[EXCERPTED RECORDS]:
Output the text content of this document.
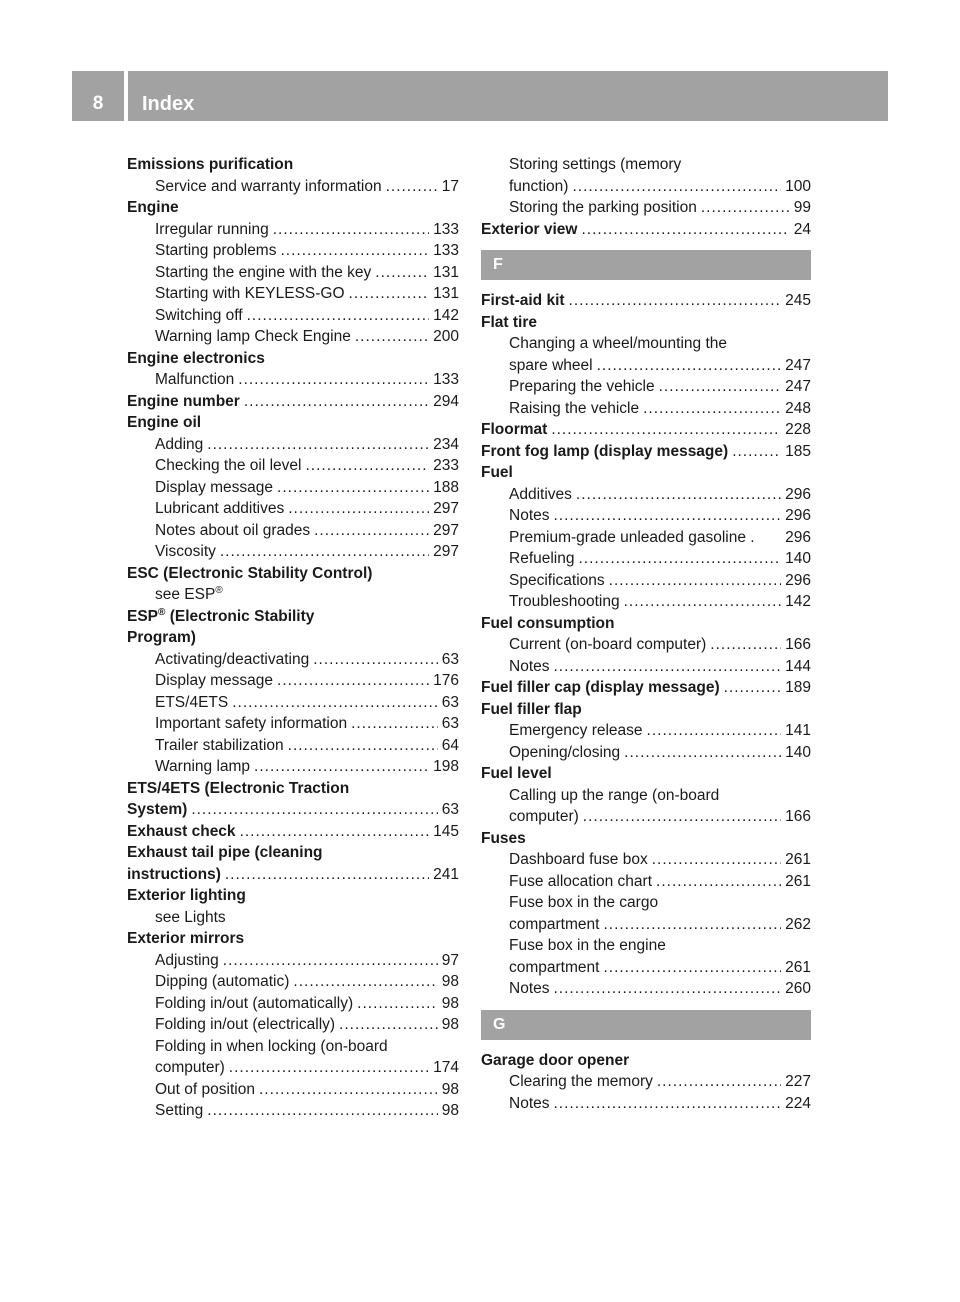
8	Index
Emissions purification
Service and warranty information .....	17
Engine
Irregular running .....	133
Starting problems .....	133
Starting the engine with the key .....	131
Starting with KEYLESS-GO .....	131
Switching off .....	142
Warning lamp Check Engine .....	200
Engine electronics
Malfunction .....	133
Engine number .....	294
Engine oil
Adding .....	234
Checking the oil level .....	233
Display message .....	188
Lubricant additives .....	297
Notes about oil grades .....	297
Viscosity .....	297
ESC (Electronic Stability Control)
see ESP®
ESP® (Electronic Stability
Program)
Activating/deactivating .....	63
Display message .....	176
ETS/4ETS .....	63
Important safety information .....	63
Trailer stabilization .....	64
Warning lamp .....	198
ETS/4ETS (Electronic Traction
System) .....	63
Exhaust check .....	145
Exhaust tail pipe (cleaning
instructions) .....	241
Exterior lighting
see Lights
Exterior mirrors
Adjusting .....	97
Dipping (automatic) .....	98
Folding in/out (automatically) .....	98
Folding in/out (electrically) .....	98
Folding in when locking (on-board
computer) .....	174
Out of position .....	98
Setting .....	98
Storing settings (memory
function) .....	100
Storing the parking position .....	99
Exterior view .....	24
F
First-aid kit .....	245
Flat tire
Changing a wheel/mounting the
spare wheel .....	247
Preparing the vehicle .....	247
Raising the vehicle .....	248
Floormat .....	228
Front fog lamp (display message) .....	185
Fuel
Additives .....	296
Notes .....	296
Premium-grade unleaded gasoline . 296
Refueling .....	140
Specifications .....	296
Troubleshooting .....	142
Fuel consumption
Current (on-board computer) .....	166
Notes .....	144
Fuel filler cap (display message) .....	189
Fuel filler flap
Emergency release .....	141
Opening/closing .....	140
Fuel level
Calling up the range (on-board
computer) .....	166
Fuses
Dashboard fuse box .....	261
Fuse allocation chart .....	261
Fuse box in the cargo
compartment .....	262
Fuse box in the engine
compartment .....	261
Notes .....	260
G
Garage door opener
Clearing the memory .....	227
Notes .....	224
==
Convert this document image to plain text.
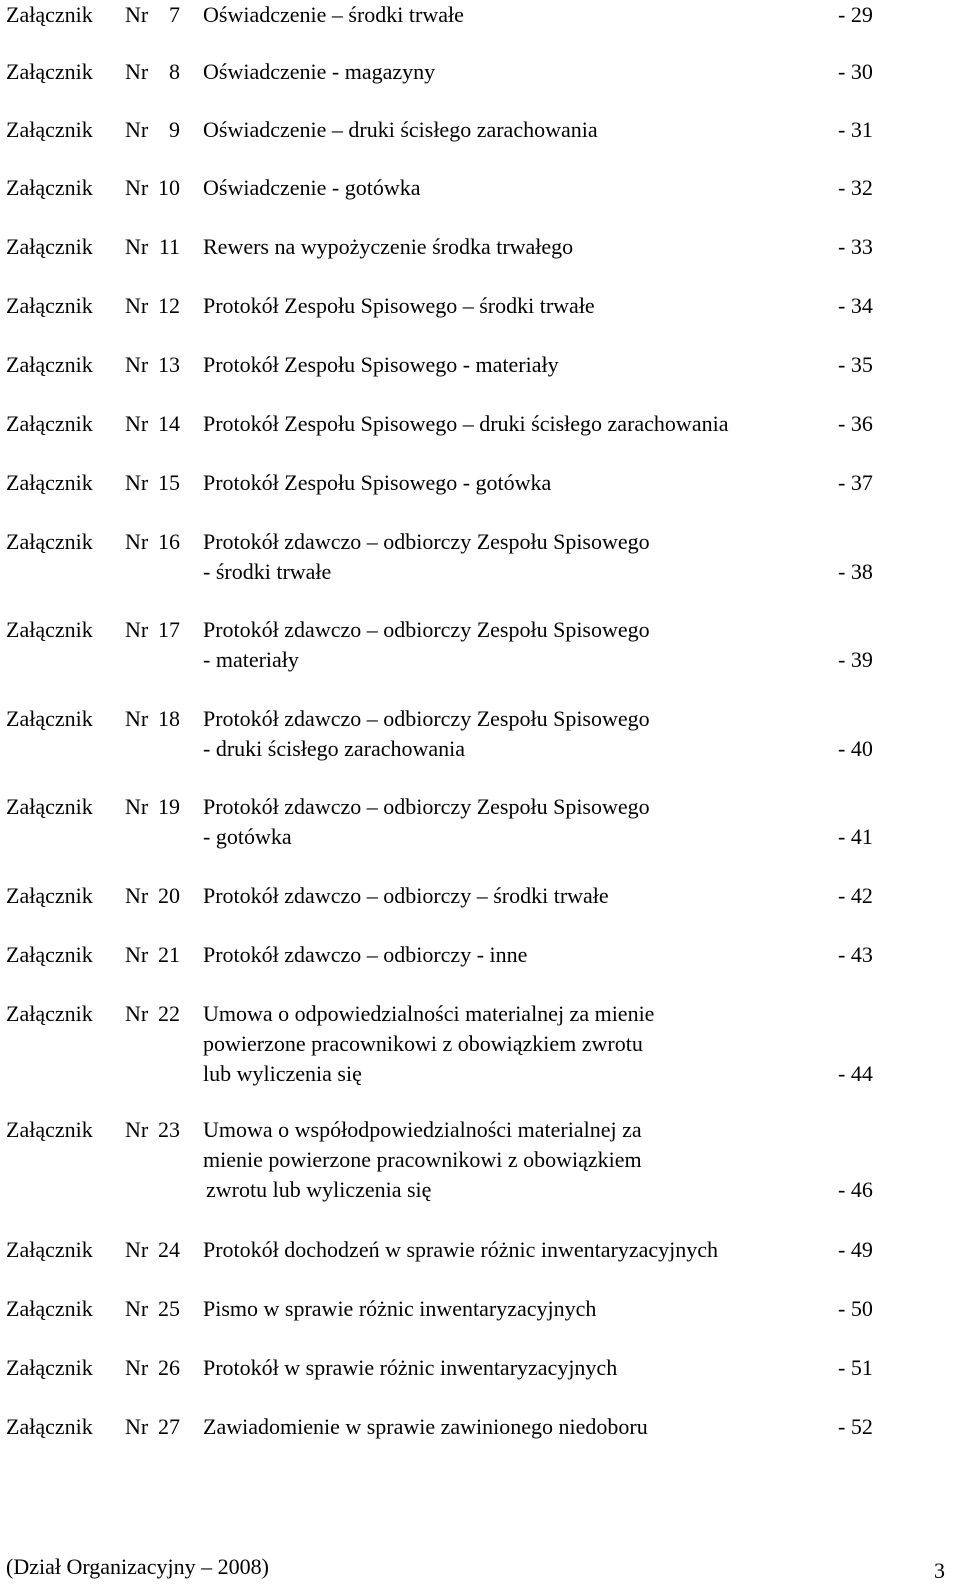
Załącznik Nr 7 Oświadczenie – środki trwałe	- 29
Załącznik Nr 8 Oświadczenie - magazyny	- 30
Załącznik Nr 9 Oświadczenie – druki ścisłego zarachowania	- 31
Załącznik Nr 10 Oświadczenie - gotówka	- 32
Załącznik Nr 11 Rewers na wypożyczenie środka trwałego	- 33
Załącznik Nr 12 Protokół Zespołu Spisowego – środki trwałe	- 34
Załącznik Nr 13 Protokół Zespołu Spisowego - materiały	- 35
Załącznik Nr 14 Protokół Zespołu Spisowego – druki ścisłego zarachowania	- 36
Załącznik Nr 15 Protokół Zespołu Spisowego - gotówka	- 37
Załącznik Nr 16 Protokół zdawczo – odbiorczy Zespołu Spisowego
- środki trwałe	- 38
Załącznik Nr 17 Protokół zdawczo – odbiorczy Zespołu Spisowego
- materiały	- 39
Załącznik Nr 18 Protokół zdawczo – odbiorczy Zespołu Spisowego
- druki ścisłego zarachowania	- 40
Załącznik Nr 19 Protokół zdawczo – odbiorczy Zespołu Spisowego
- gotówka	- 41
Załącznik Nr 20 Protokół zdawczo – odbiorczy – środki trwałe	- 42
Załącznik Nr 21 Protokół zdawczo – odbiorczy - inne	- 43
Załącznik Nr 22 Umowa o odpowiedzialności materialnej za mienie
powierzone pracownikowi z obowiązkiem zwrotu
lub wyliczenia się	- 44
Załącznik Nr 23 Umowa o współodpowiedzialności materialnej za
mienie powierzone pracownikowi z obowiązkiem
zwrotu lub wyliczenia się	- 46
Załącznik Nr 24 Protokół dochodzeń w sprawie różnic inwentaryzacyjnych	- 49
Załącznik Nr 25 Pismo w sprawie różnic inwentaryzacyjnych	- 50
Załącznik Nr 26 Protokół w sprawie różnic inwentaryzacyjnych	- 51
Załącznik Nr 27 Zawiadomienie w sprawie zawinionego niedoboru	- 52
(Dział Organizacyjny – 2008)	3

[STATED GOAL]: Gather all lines where the word "memory" appears.

[ANSWER FOR THE TASK]:
Storing settings (memory
Clearing the memory .....	227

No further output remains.